Directions — From the listing below, extract every line in which the word "heading" appears.

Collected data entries

-------

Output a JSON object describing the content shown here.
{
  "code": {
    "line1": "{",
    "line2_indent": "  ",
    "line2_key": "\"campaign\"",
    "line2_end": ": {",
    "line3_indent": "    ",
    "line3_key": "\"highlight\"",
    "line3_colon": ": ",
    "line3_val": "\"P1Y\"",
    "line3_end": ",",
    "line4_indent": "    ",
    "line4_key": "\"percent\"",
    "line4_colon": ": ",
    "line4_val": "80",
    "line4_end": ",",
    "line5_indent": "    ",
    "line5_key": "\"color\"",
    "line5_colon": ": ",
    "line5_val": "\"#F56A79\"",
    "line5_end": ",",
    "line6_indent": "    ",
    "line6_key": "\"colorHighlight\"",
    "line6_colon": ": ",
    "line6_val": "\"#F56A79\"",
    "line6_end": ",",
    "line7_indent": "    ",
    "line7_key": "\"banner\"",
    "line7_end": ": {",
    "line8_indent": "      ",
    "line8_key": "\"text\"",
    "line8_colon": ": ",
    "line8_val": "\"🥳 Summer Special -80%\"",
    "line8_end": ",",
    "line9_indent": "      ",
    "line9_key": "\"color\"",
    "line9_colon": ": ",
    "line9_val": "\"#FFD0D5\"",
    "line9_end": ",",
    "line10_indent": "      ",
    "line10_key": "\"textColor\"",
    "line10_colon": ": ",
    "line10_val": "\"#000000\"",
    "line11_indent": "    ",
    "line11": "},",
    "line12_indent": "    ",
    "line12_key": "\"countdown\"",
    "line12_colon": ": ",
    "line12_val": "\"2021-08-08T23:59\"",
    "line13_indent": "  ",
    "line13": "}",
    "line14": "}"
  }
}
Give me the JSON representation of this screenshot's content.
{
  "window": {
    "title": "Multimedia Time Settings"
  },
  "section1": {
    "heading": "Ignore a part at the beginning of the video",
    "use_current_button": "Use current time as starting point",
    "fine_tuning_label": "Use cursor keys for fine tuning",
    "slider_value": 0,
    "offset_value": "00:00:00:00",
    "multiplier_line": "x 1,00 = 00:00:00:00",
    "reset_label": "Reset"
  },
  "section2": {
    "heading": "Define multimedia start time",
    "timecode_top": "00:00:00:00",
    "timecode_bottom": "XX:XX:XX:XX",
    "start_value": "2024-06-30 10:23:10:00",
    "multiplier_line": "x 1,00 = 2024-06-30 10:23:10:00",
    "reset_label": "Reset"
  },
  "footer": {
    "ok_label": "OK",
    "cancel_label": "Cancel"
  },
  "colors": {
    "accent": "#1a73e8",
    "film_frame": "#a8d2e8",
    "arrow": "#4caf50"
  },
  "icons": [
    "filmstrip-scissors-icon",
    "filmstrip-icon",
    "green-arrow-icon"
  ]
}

-------

The response —
    "heading": "Ignore a part at the beginning of the video",
    "heading": "Define multimedia start time",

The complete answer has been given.